# Travail demandé
1. D'après l'extrait sur l'application de la loi dans le temps, quel article du Code civil pose la règle selon laquelle la loi n'a pas d'effet rétroactif ?
2. Prolongez le texte sur l'application de la loi dans le temps en reprenant après sa dernière phrase.

======== Extrait choisi ========

Rappel des principes de l’application de la loi dans le temps
La loi s’applique immédiatement, mais elle n’a pas d’effet rétroactif. Cette règle est posée par l’article 2 du Code civil : « La loi ne dispose que pour l’avenir, elle n’a point d’effet rétroactif ».
Une des difficultés à résoudre est celle où la loi réduit un délai de prescription, ce qui est le cas de la loi ELAN.
Sur ce point, la réponse est expressément donnée par les dispositions transitoires prévues à l’article 26 de loi n° 2008-561 du 17 juin 2008 portant réforme de la prescription en matière civile qui figurent dans l’article 2222 du Code civil :
« En cas de réduction de la durée du délai de prescription ou du délai de forclusion, ce nouveau délai court à compter du jour de l’entrée en vigueur de la loi nouvelle sans que la durée totale puisse excéder la durée prévue par la loi antérieure ».

======== Données fournies ========

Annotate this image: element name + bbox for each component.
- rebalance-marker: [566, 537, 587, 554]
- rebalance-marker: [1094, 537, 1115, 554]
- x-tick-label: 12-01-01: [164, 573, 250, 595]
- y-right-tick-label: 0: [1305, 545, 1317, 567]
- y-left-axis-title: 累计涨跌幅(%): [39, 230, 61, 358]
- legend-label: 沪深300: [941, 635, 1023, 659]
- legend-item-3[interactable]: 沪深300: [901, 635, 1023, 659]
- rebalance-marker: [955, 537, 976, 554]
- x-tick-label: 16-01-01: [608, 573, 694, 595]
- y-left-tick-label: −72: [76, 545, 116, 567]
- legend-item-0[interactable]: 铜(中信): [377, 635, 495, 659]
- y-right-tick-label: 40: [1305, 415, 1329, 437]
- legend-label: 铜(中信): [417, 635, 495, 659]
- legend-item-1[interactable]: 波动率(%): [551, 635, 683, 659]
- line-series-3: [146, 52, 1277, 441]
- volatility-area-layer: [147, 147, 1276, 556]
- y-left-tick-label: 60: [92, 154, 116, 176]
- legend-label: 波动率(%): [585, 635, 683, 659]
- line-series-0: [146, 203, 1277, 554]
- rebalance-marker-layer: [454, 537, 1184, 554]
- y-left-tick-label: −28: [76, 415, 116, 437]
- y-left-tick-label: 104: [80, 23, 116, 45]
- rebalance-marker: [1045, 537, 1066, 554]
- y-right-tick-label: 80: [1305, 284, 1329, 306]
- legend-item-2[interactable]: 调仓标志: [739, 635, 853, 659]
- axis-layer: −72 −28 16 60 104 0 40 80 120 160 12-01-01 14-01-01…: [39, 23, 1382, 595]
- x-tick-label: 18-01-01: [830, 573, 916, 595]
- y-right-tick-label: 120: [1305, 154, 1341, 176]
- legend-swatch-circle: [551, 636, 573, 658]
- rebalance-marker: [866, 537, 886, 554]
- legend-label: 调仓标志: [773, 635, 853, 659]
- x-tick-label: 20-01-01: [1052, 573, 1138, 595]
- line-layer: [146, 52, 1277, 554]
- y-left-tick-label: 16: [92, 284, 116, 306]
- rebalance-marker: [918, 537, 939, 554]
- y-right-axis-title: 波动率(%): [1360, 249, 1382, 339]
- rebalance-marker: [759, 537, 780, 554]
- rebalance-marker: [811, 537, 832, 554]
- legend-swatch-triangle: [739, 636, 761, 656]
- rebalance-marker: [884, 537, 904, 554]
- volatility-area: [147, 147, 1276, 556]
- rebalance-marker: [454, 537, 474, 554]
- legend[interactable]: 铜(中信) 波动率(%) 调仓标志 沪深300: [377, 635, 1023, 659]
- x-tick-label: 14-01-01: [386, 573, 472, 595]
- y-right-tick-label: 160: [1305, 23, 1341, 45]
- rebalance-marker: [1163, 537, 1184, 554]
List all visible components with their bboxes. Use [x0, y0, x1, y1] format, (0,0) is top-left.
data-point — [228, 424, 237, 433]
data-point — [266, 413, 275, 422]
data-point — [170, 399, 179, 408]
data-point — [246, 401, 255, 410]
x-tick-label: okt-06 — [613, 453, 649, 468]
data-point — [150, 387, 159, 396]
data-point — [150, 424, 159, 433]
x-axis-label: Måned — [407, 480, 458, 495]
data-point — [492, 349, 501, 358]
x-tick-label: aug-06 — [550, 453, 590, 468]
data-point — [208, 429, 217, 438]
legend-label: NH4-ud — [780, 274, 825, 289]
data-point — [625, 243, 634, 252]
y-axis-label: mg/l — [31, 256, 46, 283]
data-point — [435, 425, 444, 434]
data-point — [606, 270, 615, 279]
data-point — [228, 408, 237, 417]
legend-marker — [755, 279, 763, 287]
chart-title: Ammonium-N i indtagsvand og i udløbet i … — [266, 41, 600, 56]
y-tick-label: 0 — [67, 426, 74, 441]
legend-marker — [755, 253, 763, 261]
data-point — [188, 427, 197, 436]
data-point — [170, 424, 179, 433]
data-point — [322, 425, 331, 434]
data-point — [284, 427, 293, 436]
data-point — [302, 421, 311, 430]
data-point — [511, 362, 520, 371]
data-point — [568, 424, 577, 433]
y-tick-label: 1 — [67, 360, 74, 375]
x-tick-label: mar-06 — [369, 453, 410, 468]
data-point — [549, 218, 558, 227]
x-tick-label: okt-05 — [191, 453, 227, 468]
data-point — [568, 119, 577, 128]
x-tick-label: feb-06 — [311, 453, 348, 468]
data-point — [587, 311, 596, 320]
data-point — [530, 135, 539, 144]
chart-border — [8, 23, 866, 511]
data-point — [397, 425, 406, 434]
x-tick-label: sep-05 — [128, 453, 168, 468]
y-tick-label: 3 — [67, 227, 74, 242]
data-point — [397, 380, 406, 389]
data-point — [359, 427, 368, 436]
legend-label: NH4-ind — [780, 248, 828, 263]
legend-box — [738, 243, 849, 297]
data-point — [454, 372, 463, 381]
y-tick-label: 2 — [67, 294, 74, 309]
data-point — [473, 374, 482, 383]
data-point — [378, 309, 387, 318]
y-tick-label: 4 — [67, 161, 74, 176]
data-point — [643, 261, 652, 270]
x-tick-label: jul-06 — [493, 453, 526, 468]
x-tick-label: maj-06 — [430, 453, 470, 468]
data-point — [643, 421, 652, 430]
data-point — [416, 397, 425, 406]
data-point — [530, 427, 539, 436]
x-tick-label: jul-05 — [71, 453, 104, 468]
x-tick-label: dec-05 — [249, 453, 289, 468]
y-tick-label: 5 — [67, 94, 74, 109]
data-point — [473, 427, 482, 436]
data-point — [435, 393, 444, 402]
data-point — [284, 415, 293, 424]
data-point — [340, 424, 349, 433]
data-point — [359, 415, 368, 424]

========

# Réponses par consigne
1. L'article 2 du Code civil.

2.
Impact de l’arrêt du 12 avril 2018
S’il a longtemps paru acquis que le point de départ du délai antérieur de dix ans devait être fixé au jour de l’infraction au règlement ou à la loi du 10 juillet 1965 – peu important donc la connaissance du titulaire de l’action –, la troisième chambre civile de la Cour de cassation, dans un arrêt n°17-12.574 rendu le 12 avril 2018, s’est infléchie de telle sorte que ce point de départ devait être fixé, comme en droit commun, au jour où « le syndicat avait eu connaissance » de l’infraction.
Au regard de cet arrêt, que le fait générateur de l’action personnelle ait eu lieu avant ou après la loi « ELAN », la date à prendre en considération pour fixer le point de départ de l’action personnelle devrait être, au moins par précaution, celle à laquelle le syndicat a eu ou aurait dû avoir connaissance de l’infraction.
Or, il est très fréquent en cette matière qu’il n’y ait aucun élément permettant de déterminer si, et à quelle date, le syndicat aurait pu avoir connaissance des faits concernés (tels un passage de procès-verbal d’assemblée générale abordant la question, un mail adressé ou reçu du syndic ou du conseil syndical visant ces travaux, etc.).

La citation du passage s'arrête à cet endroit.